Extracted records
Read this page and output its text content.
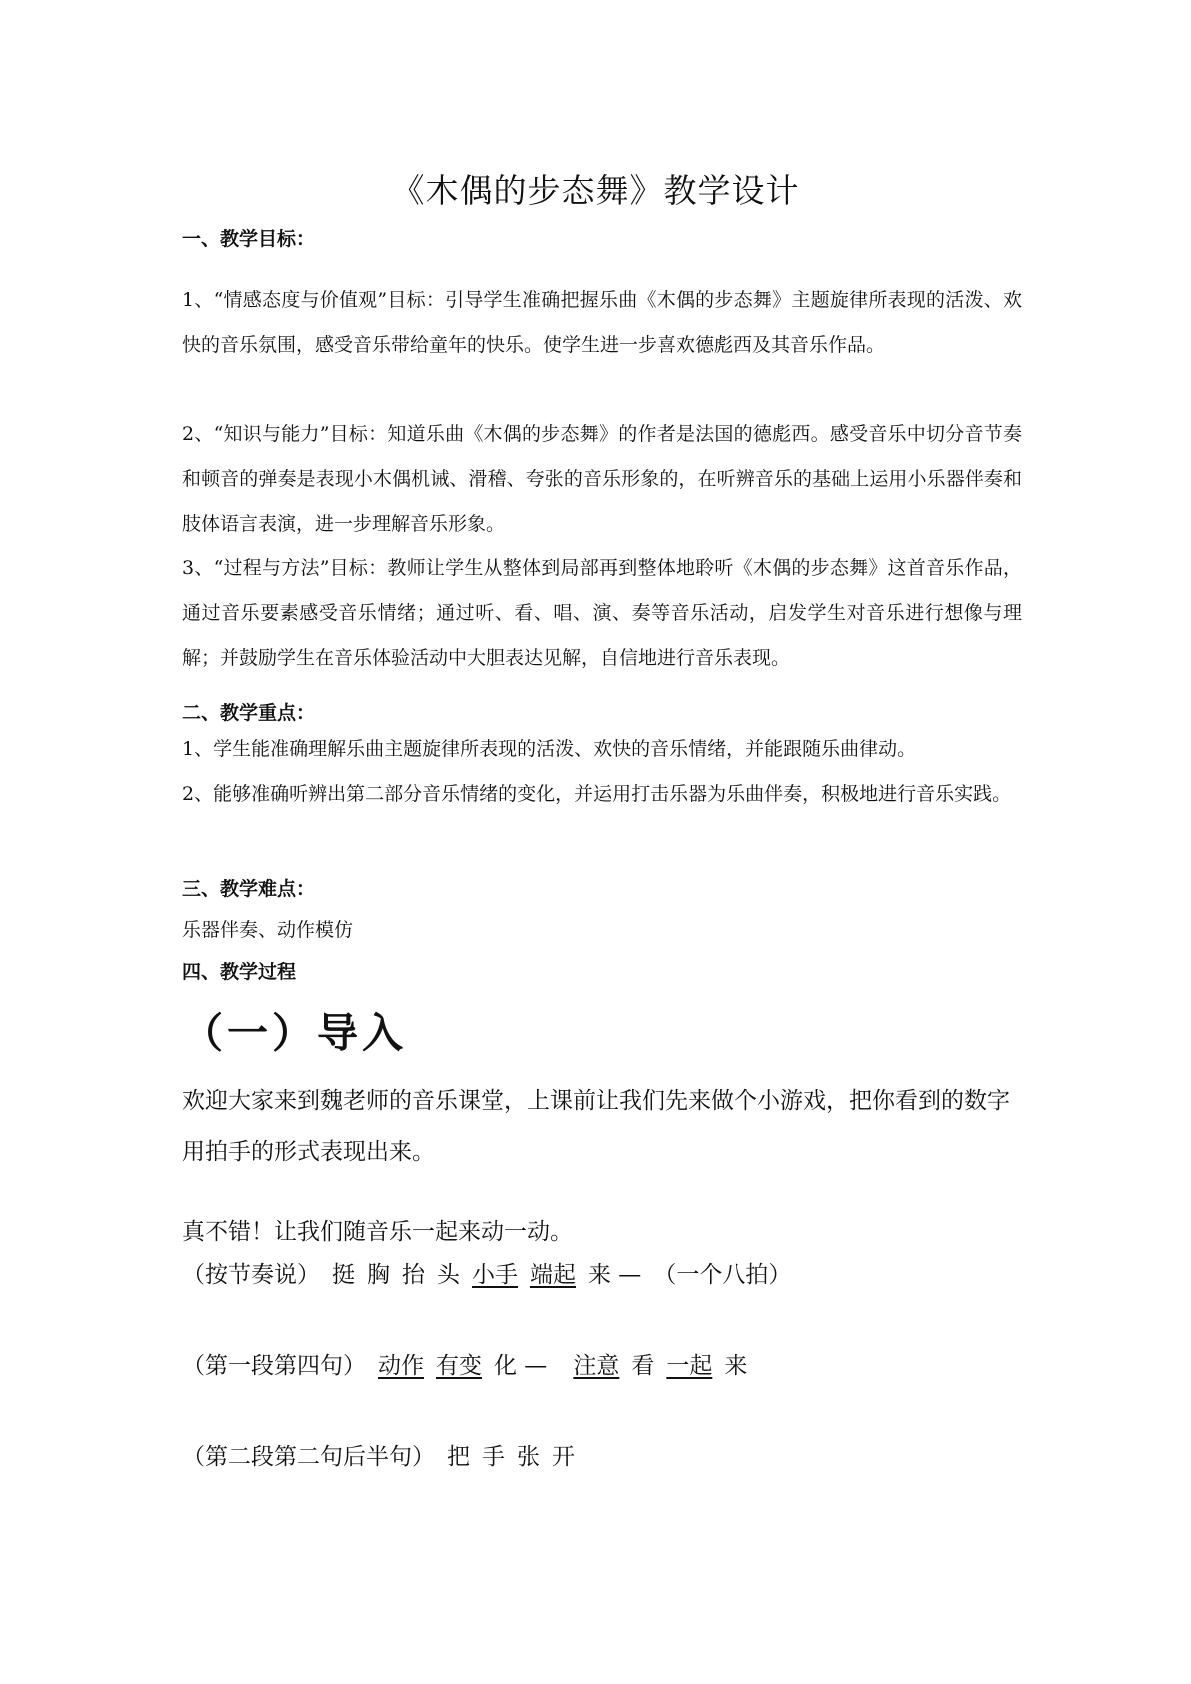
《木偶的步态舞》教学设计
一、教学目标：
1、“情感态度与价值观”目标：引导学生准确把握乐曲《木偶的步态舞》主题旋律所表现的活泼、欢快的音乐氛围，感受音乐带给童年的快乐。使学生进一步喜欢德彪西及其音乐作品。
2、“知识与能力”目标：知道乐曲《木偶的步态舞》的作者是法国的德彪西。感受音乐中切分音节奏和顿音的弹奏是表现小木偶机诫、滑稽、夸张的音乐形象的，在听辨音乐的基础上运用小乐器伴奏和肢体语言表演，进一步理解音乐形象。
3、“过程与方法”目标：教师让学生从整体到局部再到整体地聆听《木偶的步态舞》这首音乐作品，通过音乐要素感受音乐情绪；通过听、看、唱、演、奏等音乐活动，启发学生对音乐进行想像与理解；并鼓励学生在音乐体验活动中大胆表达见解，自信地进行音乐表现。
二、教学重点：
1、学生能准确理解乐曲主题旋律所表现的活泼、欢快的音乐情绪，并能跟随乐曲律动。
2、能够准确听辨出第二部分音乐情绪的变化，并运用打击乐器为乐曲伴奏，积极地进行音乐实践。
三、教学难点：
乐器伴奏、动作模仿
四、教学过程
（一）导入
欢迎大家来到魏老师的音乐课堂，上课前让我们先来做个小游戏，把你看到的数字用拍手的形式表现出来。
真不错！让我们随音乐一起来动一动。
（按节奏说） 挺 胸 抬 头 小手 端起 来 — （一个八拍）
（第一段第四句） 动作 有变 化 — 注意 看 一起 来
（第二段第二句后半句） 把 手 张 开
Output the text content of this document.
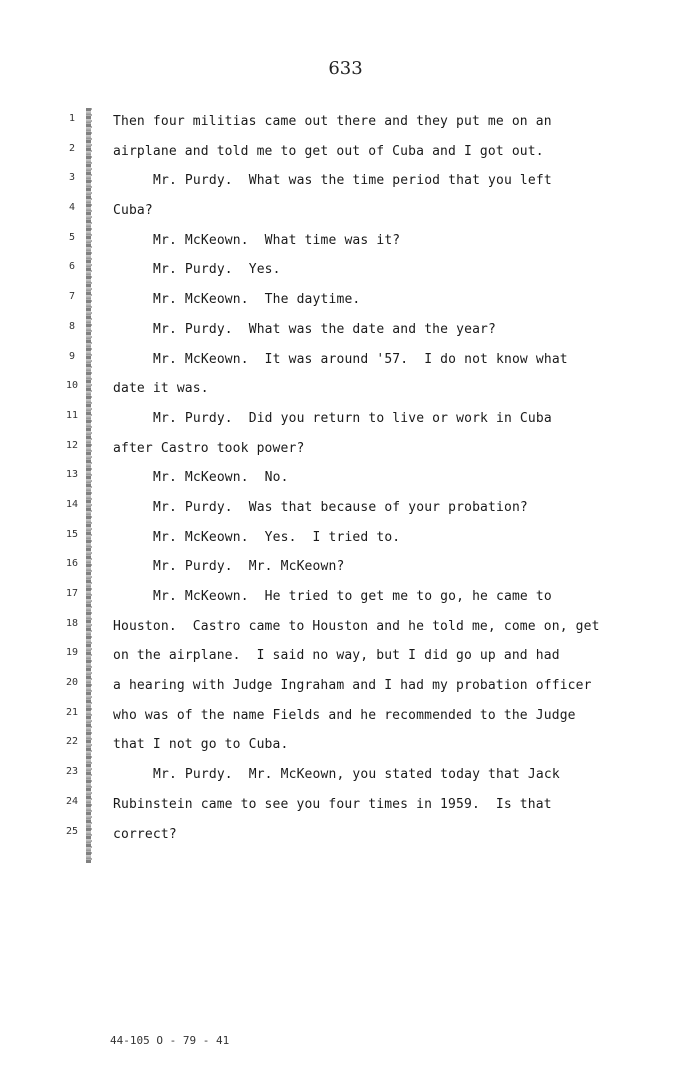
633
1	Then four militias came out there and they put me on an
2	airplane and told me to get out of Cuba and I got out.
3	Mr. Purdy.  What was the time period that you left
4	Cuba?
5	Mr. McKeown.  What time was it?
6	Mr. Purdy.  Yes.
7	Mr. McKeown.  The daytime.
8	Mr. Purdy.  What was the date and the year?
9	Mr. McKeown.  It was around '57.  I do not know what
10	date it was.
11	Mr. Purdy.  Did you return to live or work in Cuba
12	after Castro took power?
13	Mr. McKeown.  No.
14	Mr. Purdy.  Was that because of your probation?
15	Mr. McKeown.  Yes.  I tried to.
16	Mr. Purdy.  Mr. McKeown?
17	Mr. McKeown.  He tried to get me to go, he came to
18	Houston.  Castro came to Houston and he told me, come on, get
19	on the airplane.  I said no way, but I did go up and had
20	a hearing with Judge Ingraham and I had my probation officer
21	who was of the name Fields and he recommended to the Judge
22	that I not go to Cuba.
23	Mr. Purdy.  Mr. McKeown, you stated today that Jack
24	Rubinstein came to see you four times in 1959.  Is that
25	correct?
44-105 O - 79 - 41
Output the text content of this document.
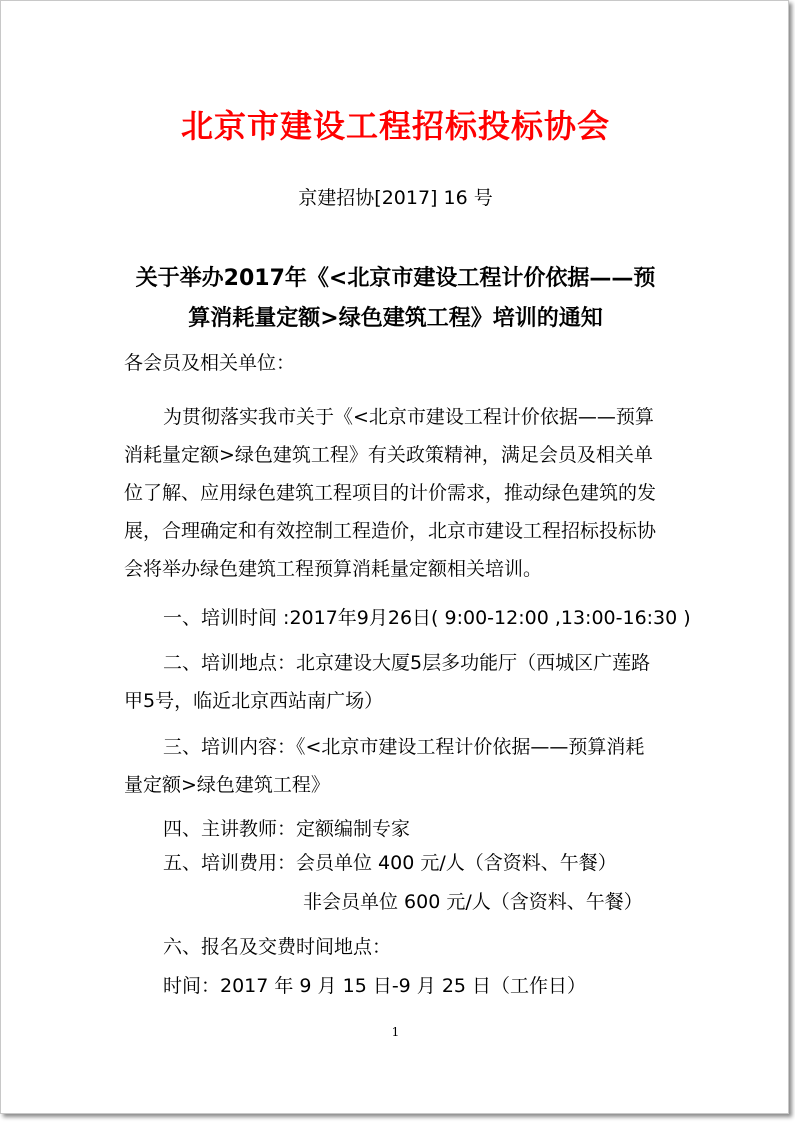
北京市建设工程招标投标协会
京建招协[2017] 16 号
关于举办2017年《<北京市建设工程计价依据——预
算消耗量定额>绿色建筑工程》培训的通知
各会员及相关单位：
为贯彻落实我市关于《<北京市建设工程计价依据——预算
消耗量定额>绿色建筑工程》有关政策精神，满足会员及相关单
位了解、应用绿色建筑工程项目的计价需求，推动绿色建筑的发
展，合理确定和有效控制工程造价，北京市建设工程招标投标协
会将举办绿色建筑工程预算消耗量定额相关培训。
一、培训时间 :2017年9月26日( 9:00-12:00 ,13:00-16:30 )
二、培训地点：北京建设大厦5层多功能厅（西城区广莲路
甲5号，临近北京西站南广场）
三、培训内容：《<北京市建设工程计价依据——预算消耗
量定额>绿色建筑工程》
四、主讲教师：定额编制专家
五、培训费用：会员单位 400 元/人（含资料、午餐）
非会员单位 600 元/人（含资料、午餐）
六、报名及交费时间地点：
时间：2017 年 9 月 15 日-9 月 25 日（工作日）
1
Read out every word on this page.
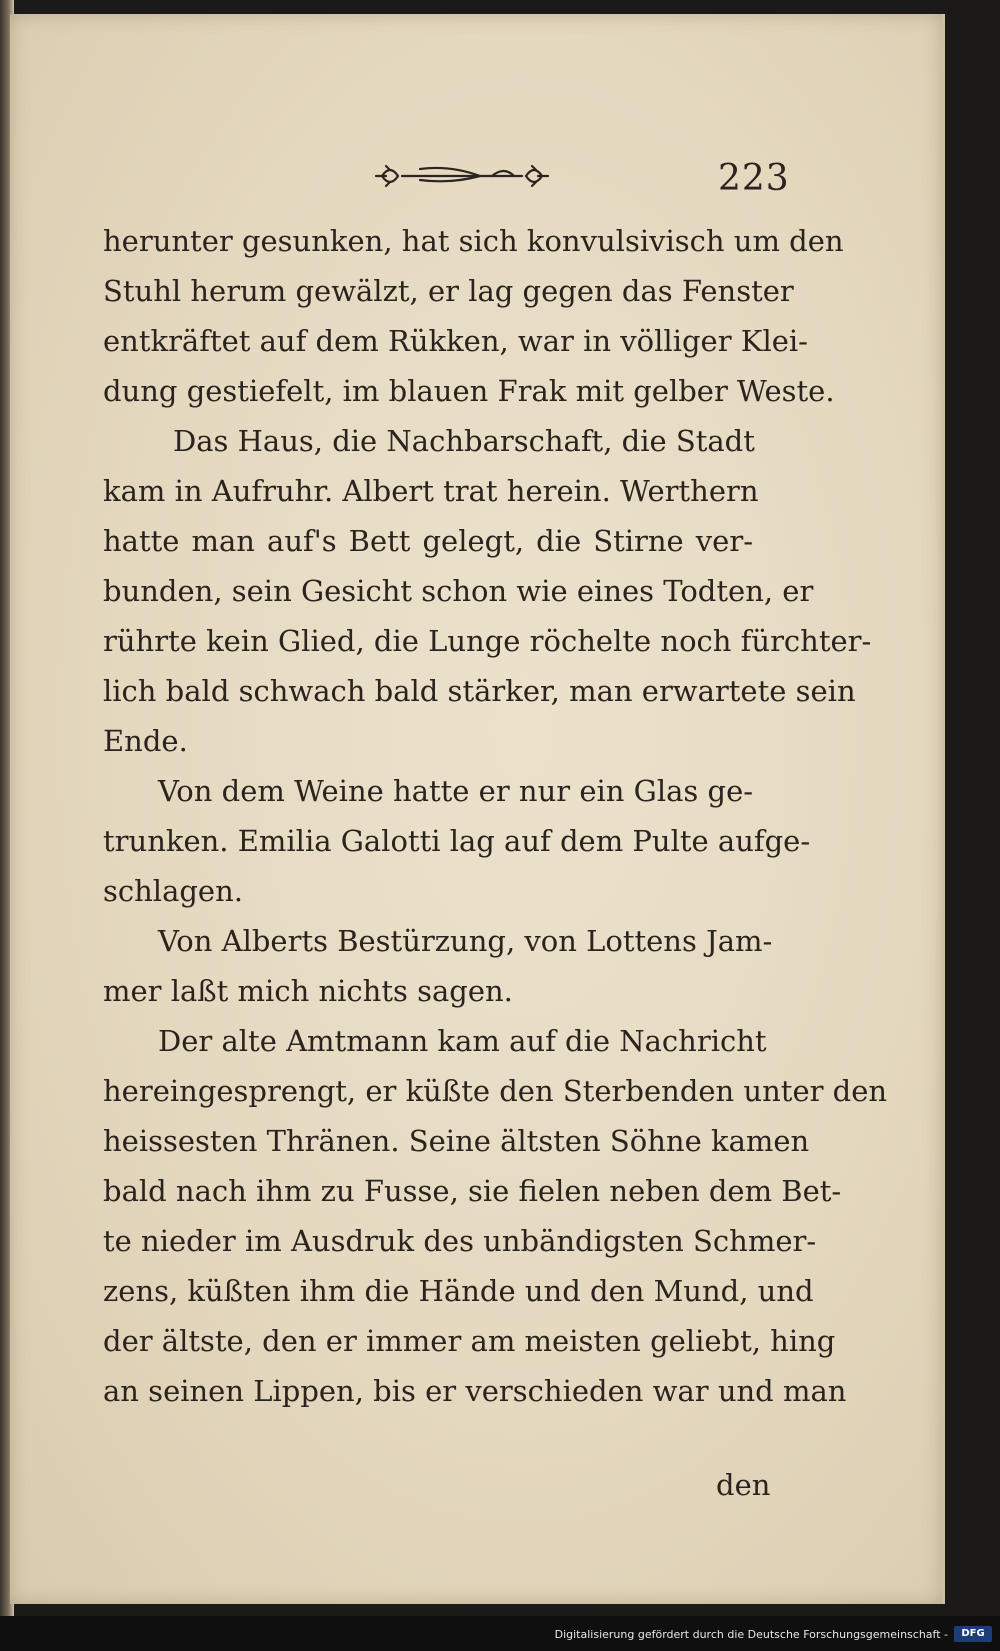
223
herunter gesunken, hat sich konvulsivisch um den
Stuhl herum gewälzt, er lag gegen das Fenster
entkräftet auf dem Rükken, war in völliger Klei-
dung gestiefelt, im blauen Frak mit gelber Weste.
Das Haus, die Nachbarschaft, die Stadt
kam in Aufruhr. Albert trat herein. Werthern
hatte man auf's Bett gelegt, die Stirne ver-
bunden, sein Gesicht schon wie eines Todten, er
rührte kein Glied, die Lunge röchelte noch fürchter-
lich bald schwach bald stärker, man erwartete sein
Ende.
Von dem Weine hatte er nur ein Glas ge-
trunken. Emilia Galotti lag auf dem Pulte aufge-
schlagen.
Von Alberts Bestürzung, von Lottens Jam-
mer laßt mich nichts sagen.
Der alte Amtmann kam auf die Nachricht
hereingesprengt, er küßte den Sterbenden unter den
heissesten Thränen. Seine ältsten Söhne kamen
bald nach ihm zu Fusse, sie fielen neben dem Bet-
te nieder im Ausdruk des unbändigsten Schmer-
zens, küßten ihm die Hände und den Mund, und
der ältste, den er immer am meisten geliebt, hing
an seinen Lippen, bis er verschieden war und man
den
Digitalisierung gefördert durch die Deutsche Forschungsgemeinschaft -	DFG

DIRECTION >> Using the records above, copy each line that contains "hatte".

TASK RESPONSE >>
hatte man auf's Bett gelegt, die Stirne ver-
Von dem Weine hatte er nur ein Glas ge-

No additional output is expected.